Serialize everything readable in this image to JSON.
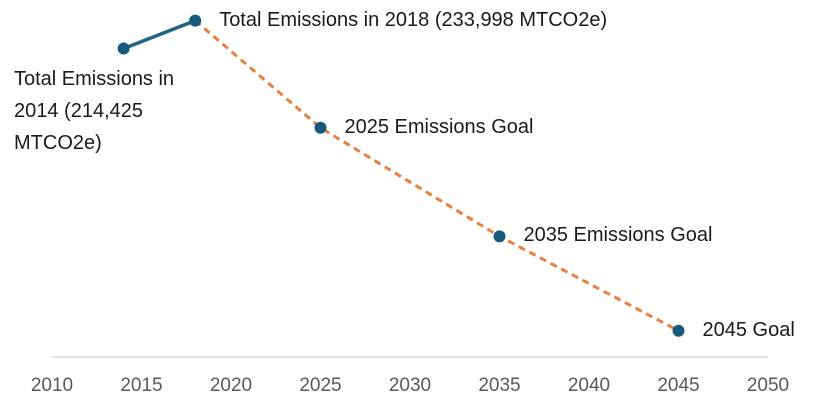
{
  "chart_data": {
    "type": "line",
    "x": [
      2014,
      2018,
      2025,
      2035,
      2045
    ],
    "values": [
      214425,
      233998,
      159000,
      83000,
      17000
    ],
    "point_labels": [
      "Total Emissions in 2014 (214,425 MTCO2e)",
      "Total Emissions in 2018 (233,998 MTCO2e)",
      "2025 Emissions Goal",
      "2035 Emissions Goal",
      "2045 Goal"
    ],
    "color": "#1f6384",
    "marker_color": "#175a7d",
    "projection_color": "#e8803f",
    "projection_start": 2018,
    "xlim": [
      2010,
      2050
    ],
    "xticks": [
      2010,
      2015,
      2020,
      2025,
      2030,
      2035,
      2040,
      2045,
      2050
    ],
    "ylim": [
      0,
      240000
    ]
  }
}
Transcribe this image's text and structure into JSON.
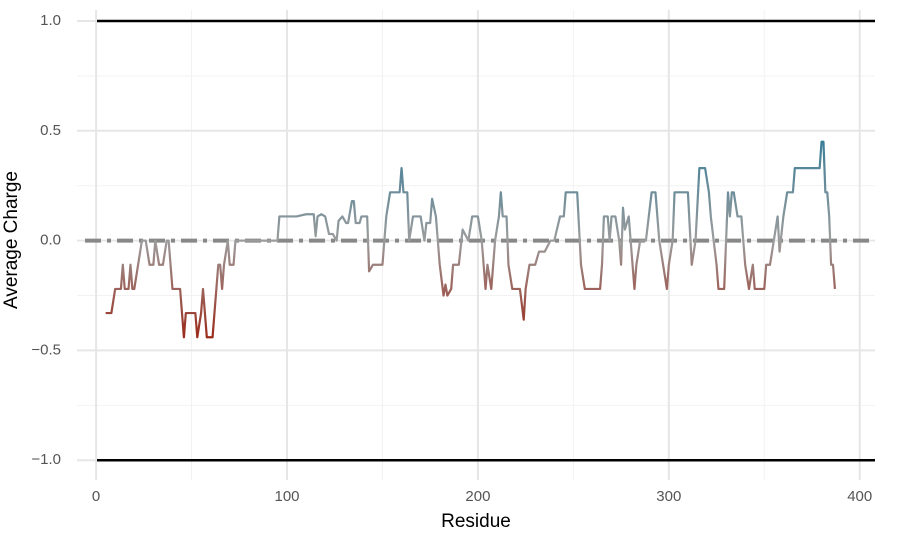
{
  "chart_data": {
    "type": "line",
    "x_label": "Residue",
    "y_label": "Average Charge",
    "x": [
      5,
      8,
      10,
      13,
      14,
      15,
      17,
      18,
      19,
      20,
      22,
      24,
      26,
      28,
      30,
      31,
      33,
      35,
      37,
      38,
      40,
      44,
      46,
      47,
      52,
      53,
      55,
      56,
      57,
      58,
      61,
      63,
      64,
      65,
      66,
      67,
      69,
      70,
      72,
      73,
      78,
      85,
      90,
      95,
      96,
      105,
      110,
      114,
      115,
      116,
      118,
      120,
      122,
      124,
      126,
      127,
      129,
      131,
      132,
      134,
      135,
      136,
      138,
      139,
      142,
      143,
      145,
      150,
      152,
      154,
      159,
      160,
      161,
      163,
      164,
      166,
      170,
      172,
      173,
      175,
      176,
      178,
      180,
      182,
      183,
      184,
      186,
      187,
      190,
      192,
      195,
      197,
      200,
      202,
      204,
      205,
      207,
      209,
      211,
      212,
      213,
      215,
      216,
      218,
      222,
      224,
      225,
      227,
      230,
      232,
      235,
      238,
      240,
      243,
      245,
      246,
      250,
      252,
      254,
      256,
      264,
      265,
      266,
      268,
      269,
      270,
      272,
      274,
      275,
      276,
      277,
      279,
      281,
      282,
      283,
      285,
      288,
      291,
      293,
      295,
      297,
      299,
      300,
      302,
      303,
      310,
      312,
      314,
      316,
      319,
      321,
      322,
      325,
      326,
      329,
      331,
      332,
      333,
      334,
      336,
      338,
      340,
      342,
      344,
      345,
      350,
      351,
      353,
      355,
      357,
      358,
      360,
      362,
      365,
      366,
      370,
      375,
      379,
      380,
      381,
      382,
      383,
      384,
      385,
      386,
      387
    ],
    "series": [
      {
        "values": [
          -0.33,
          -0.33,
          -0.22,
          -0.22,
          -0.11,
          -0.22,
          -0.22,
          -0.11,
          -0.22,
          -0.22,
          -0.11,
          0,
          0,
          -0.11,
          -0.11,
          0,
          -0.11,
          -0.11,
          0,
          0,
          -0.22,
          -0.22,
          -0.44,
          -0.33,
          -0.33,
          -0.44,
          -0.33,
          -0.22,
          -0.33,
          -0.44,
          -0.44,
          -0.22,
          -0.11,
          -0.11,
          -0.22,
          -0.11,
          0,
          -0.11,
          -0.11,
          0,
          0,
          0,
          0,
          0,
          0.11,
          0.11,
          0.12,
          0.12,
          0.02,
          0.11,
          0.12,
          0.11,
          0.03,
          0.03,
          0,
          0.09,
          0.11,
          0.08,
          0.08,
          0.18,
          0.18,
          0.08,
          0.08,
          0.11,
          0.11,
          -0.14,
          -0.11,
          -0.11,
          0.11,
          0.22,
          0.22,
          0.33,
          0.22,
          0.22,
          0,
          0.11,
          0.11,
          0,
          0.08,
          0.08,
          0.19,
          0.11,
          -0.11,
          -0.25,
          -0.2,
          -0.25,
          -0.22,
          -0.11,
          -0.11,
          0.05,
          0,
          0.11,
          0.11,
          0,
          -0.22,
          -0.11,
          -0.22,
          0,
          0.11,
          0.22,
          0.11,
          0.11,
          -0.11,
          -0.22,
          -0.22,
          -0.36,
          -0.22,
          -0.11,
          -0.11,
          -0.05,
          -0.05,
          0,
          0,
          0.11,
          0.11,
          0.22,
          0.22,
          0.22,
          -0.11,
          -0.22,
          -0.22,
          -0.11,
          0.11,
          0.11,
          0,
          0.11,
          0.11,
          0,
          -0.11,
          0.15,
          0.05,
          0.11,
          -0.11,
          -0.22,
          -0.11,
          0,
          0,
          0.22,
          0.22,
          0,
          -0.11,
          -0.22,
          -0.11,
          0,
          0.22,
          0.22,
          -0.11,
          0,
          0.33,
          0.33,
          0.22,
          0.11,
          -0.11,
          -0.22,
          -0.22,
          0.22,
          0.11,
          0.22,
          0.22,
          0.11,
          0.11,
          -0.11,
          -0.22,
          -0.11,
          -0.22,
          -0.22,
          -0.11,
          -0.11,
          0,
          0.11,
          -0.05,
          0.11,
          0.22,
          0.22,
          0.33,
          0.33,
          0.33,
          0.33,
          0.45,
          0.45,
          0.22,
          0.22,
          0.11,
          -0.11,
          -0.11,
          -0.22
        ]
      }
    ],
    "color_scale": [
      {
        "value": -0.45,
        "color": "#9b2818"
      },
      {
        "value": 0,
        "color": "#9c9c9c"
      },
      {
        "value": 0.45,
        "color": "#3c7e98"
      }
    ],
    "hlines": [
      {
        "value": 1,
        "color": "#000000",
        "dash": "solid"
      },
      {
        "value": -1,
        "color": "#000000",
        "dash": "solid"
      },
      {
        "value": 0,
        "color": "#888888",
        "dash": "dashdot"
      }
    ],
    "xlim": [
      -10,
      408
    ],
    "ylim": [
      -1.09,
      1.05
    ],
    "xticks": [
      0,
      100,
      200,
      300,
      400
    ],
    "yticks": [
      {
        "value": -1,
        "label": "−1.0"
      },
      {
        "value": -0.5,
        "label": "−0.5"
      },
      {
        "value": 0,
        "label": "0.0"
      },
      0.5,
      {
        "value": 1,
        "label": "1.0"
      }
    ],
    "xminor": [
      50,
      150,
      250,
      350
    ],
    "yminor": [
      -0.75,
      -0.25,
      0.25,
      0.75
    ],
    "grid": true
  }
}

◆ ◆ ◆ ◆

Extract all lines of the records above that include "Goal".

| Reply to the exercise |
      "2025 Emissions Goal",
      "2035 Emissions Goal",
      "2045 Goal"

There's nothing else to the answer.